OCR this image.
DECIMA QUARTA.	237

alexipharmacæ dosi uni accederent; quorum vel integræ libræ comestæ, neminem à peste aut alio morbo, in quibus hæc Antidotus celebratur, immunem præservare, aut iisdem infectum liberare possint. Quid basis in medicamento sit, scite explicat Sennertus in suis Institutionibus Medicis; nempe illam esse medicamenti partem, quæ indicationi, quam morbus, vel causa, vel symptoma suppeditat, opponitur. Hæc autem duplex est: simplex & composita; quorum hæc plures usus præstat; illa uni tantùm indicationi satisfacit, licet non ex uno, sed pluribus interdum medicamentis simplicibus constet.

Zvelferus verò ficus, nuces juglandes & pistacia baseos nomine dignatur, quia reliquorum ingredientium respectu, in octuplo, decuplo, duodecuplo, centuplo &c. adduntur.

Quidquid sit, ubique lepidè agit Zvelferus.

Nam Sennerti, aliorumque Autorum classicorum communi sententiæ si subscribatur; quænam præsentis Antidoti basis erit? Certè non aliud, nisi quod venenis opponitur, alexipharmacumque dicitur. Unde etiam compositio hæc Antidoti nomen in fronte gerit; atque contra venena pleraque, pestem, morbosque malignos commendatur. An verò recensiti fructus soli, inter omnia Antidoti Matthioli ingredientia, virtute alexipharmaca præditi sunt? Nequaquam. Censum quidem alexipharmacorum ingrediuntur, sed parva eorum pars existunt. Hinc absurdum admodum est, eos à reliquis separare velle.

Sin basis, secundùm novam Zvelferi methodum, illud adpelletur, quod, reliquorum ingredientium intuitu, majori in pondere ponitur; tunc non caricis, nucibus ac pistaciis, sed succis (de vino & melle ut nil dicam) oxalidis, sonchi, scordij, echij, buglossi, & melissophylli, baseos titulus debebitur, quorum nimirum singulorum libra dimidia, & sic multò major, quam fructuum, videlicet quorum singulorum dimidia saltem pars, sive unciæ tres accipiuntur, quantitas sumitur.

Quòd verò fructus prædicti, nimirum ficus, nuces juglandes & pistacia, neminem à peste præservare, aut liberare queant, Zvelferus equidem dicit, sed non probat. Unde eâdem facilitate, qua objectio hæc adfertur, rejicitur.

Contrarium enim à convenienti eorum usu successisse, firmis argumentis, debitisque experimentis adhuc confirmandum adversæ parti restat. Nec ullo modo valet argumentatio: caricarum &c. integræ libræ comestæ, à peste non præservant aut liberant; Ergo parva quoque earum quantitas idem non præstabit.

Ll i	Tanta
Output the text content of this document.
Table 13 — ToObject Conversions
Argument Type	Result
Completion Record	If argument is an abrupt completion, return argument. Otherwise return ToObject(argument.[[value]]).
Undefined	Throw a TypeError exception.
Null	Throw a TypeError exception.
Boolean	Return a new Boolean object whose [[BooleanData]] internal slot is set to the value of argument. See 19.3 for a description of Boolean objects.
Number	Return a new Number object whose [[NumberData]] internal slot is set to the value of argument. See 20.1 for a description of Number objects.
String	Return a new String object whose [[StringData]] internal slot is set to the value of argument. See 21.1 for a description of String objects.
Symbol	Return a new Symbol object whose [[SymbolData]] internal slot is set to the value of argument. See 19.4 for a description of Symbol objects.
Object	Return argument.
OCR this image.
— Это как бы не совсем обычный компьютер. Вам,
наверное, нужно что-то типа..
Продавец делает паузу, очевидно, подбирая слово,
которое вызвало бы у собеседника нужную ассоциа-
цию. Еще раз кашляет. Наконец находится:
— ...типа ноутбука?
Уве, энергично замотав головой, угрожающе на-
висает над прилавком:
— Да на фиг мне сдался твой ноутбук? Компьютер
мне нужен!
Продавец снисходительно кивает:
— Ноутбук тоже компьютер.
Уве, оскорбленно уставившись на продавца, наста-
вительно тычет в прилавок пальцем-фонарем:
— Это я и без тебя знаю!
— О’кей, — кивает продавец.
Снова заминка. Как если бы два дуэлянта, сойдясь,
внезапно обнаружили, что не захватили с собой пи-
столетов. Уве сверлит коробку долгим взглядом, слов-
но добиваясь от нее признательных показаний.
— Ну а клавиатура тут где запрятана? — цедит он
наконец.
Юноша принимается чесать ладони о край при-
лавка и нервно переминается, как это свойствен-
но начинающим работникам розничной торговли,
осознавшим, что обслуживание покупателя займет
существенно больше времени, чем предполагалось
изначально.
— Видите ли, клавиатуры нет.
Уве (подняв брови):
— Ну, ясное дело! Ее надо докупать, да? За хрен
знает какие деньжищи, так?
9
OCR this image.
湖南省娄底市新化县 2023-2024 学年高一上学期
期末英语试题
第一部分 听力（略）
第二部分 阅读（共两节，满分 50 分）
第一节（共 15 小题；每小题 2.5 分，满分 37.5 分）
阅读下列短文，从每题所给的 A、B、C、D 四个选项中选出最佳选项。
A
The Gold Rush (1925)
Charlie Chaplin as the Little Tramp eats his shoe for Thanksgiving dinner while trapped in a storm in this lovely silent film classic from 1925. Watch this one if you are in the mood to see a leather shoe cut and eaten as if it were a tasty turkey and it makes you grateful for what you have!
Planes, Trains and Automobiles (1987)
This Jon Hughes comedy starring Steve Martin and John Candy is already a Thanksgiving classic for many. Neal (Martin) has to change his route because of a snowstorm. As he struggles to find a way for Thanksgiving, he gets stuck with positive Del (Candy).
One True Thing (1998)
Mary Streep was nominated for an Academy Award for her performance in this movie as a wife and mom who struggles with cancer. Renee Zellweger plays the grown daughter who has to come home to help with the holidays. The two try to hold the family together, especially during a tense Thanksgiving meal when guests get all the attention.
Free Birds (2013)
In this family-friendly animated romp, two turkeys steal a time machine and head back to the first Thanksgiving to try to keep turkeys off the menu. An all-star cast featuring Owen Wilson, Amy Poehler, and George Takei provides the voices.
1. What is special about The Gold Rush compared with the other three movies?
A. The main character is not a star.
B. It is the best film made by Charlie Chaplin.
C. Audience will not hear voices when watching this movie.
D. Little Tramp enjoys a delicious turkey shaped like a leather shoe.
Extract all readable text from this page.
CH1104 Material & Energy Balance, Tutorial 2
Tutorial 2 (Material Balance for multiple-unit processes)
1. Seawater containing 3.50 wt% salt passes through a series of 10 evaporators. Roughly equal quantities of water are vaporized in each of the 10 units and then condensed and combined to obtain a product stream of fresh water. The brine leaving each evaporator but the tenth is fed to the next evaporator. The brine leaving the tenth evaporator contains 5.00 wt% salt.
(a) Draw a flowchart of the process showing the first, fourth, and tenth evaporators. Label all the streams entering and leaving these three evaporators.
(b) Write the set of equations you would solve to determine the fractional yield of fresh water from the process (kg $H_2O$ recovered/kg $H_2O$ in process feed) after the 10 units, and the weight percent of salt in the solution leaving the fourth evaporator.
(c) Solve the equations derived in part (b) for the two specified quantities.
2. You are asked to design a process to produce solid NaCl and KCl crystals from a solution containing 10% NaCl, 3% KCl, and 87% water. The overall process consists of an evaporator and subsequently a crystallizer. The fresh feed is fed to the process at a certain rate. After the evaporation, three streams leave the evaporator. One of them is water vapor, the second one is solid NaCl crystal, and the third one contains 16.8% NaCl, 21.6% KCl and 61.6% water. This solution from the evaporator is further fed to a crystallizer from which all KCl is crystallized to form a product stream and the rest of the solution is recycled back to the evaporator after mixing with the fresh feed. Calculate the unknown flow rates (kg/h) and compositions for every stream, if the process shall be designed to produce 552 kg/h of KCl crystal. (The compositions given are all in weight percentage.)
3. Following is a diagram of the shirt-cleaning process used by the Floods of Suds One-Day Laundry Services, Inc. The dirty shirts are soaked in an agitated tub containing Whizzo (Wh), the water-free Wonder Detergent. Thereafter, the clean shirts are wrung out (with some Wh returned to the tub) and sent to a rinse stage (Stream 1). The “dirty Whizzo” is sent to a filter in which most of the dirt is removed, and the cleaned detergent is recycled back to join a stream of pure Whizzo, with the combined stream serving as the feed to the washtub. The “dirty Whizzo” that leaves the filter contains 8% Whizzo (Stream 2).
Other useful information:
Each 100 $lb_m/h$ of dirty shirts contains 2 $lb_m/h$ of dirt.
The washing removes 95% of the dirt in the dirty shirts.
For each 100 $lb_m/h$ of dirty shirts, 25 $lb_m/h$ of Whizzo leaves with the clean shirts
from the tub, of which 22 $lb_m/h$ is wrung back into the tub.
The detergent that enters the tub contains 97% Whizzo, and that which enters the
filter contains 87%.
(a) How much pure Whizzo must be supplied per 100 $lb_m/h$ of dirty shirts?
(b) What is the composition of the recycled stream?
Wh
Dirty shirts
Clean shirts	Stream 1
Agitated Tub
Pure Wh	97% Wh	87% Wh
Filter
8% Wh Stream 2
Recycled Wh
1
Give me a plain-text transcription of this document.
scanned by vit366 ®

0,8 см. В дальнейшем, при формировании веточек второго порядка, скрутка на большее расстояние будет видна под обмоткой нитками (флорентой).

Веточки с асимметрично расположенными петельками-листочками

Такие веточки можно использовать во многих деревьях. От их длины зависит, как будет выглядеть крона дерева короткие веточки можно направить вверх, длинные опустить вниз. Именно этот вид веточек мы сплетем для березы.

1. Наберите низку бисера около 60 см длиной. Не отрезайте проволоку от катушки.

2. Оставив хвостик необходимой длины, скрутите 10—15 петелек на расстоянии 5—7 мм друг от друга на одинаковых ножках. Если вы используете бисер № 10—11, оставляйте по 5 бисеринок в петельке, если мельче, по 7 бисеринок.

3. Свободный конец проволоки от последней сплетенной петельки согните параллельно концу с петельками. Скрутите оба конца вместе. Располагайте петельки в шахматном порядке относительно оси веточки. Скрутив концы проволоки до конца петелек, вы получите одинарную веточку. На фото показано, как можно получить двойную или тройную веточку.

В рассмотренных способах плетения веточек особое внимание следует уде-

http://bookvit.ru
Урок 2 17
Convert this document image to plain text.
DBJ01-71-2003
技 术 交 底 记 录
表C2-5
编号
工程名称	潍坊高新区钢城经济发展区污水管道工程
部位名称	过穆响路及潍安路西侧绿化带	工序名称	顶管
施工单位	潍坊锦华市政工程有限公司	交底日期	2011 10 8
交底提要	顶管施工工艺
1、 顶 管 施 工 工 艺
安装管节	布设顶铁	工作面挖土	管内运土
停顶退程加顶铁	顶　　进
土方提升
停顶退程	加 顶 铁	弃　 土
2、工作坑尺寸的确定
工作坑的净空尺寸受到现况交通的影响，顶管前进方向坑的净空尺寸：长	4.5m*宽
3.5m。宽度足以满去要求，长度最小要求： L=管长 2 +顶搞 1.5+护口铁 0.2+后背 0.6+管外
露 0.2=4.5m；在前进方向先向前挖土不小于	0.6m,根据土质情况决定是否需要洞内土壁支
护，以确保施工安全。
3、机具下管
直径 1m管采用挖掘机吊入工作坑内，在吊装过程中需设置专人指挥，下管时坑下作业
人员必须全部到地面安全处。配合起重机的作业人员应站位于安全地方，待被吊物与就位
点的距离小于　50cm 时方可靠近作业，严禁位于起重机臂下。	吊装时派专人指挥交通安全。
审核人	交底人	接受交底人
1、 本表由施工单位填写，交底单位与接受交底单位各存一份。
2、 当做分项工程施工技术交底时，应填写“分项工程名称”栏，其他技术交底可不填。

━━━

SHORT EXERCISE:
Gather each line from the listing above that holds "wrung".

SOLVED PROBLEM:
3. Following is a diagram of the shirt-cleaning process used by the Floods of Suds One-Day Laundry Services, Inc. The dirty shirts are soaked in an agitated tub containing Whizzo (Wh), the water-free Wonder Detergent. Thereafter, the clean shirts are wrung out (with some Wh returned to the tub) and sent to a rinse stage (Stream 1). The “dirty Whizzo” is sent to a filter in which most of the dirt is removed, and the cleaned detergent is recycled back to join a stream of pure Whizzo, with the combined stream serving as the feed to the washtub. The “dirty Whizzo” that leaves the filter contains 8% Whizzo (Stream 2).
from the tub, of which 22 $lb_m/h$ is wrung back into the tub.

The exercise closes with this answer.